Reduction by cobra venom factor of myocardial necrosis after coronary artery occlusion.

Components of the complement system are known to play an important role in the cytolytic process and in chemotaxis of leukocytes. Cobra venom factor specifically cleaves C3 activity via activation of the alternative (properdin) complement pathway. It does not act directly on C3. If C3 is involved in tissue necrosis after ischemic injury, cobra venom factor might reduce tissue damage after acute coronary occlusion. Accordingly, in 14 control dogs occlusion of the left anterior descending artery was carried out for 24 h. Epicardial electrograms were recorded 15 min after occlusion, and 24 h later transmural specimens for creatine phosphokinase activity (CPK) and for histological analysis were obtained from the same sites. In another 14 experimental dogs, 20 U/kg cobra venom factor was given intravenously 30 min after occlusion. Serum complement levels fell within 2-4 h to <20% of normal. In the control dogs, the relationship between ST-segment elevation and CPK activity 24 h later was: log CPK = -0.06 ST + 1.48 (n = 111 specimens, 14 dogs, r = 0.77). In the experimental dogs, log CPK = -0.024 ST + 1.46 (n = 111 specimens, 14 dogs, r = 0.60), showing significantly different slopes (P < 0.001), i.e., less CPK depression for any level of ST-segment elevation. Histologically, 69 of 71 sites (97%) with ST-segment elevation exceeding 2 mV in the control dogs showed signs of necrosis 24 h later, whereas in the experimental group only 43 of 79 sites (54%) with abnormal ST-segment elevations showed signs of necrosis (P < 0.0005). At the same time, it was shown that the administration of cobra venom factor did not alter cardiac performance, collateral blood flow to the ischemic myocardium or the clotting system, but infiltration of polymorphonuclear leukocytes into the myocardium was decreased. It is concluded that cobra venom factor, by reducing the amount of C3 and C5 substrate available for chemotactic factor generation, or other as yet undefined mechanisms, protects the ischemic myocardium from undergoing necrosis, as judged by histology and local CPK activity. Hence, a new approach to limiting the extent of myocardial infarcts after experimental coronary occlusion, based upon inhibition of complement-dependent inflammatory processes, is demonstrated.

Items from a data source

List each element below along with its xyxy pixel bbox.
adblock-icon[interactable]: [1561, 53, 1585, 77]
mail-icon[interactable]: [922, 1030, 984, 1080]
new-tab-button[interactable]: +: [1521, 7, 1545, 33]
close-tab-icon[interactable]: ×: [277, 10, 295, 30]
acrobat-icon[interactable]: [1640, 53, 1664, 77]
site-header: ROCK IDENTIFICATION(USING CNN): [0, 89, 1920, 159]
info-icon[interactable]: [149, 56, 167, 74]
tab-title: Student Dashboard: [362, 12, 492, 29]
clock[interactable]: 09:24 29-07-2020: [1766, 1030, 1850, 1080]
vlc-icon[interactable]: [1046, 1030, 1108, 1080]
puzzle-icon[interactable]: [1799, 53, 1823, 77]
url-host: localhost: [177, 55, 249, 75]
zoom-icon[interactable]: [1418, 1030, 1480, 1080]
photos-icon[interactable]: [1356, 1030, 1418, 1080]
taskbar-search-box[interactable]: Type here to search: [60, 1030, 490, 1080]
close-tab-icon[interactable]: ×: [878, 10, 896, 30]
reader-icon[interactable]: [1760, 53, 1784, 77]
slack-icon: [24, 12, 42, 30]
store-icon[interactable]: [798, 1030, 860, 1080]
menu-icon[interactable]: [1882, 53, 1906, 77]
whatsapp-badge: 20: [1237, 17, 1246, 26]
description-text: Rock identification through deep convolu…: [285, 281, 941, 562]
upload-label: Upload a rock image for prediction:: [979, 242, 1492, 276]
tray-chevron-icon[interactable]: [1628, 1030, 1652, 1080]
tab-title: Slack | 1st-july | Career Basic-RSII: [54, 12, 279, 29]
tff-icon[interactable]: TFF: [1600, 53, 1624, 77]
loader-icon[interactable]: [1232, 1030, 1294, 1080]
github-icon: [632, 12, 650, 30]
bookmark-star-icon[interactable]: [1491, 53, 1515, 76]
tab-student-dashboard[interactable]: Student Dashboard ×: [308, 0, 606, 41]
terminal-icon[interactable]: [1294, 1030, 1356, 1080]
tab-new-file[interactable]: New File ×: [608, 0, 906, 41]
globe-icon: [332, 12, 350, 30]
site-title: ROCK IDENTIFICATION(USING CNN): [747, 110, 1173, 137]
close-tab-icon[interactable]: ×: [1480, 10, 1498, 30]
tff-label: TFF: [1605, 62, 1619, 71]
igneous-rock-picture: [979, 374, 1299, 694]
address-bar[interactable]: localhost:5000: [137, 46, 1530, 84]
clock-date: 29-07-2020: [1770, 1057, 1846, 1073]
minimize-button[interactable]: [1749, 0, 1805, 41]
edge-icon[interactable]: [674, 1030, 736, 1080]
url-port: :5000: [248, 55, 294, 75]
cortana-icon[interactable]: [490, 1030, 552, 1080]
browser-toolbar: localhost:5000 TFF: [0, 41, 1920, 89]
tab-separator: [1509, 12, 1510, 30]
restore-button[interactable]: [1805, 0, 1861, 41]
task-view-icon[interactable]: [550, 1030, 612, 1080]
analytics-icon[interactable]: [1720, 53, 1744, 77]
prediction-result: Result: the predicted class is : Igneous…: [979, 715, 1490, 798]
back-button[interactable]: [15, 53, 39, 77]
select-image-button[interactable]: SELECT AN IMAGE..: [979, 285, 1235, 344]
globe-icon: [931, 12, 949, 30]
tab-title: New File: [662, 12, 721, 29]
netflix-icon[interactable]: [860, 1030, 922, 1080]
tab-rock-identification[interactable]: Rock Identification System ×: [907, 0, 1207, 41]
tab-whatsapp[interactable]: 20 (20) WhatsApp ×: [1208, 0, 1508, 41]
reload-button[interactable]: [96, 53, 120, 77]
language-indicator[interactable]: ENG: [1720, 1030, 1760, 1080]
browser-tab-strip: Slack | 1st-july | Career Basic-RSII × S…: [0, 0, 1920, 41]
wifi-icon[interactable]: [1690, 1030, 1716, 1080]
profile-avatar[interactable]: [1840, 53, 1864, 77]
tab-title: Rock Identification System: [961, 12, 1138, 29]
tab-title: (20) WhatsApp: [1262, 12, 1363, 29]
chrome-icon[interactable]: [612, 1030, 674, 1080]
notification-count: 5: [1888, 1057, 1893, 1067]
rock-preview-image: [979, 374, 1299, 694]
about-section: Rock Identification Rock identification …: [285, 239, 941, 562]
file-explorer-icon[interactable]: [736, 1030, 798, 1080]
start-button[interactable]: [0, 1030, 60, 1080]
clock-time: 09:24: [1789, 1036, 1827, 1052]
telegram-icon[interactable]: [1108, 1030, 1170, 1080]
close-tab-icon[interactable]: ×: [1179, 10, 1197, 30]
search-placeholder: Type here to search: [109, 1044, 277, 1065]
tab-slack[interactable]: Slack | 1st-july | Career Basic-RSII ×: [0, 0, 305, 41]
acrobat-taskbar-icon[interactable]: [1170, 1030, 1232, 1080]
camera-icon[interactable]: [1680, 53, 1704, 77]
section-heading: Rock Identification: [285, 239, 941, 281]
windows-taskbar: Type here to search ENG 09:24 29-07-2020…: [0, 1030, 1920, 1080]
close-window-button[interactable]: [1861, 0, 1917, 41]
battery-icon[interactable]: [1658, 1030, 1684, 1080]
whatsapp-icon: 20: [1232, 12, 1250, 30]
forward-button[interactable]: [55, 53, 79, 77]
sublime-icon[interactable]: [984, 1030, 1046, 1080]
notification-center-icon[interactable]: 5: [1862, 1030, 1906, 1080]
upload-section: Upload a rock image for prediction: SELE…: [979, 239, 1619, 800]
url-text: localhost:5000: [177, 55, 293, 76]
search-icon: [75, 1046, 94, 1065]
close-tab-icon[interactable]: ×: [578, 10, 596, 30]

> **What to do**:
In the abstract on cobra venom factor, what dose did the experimental dogs receive, and how long after occlusion was it given? These items are separate material, unrelated to the abstract on cobra venom factor.

> **Solution to the exercise**:
They received 20 U/kg intravenously, 30 minutes after occlusion.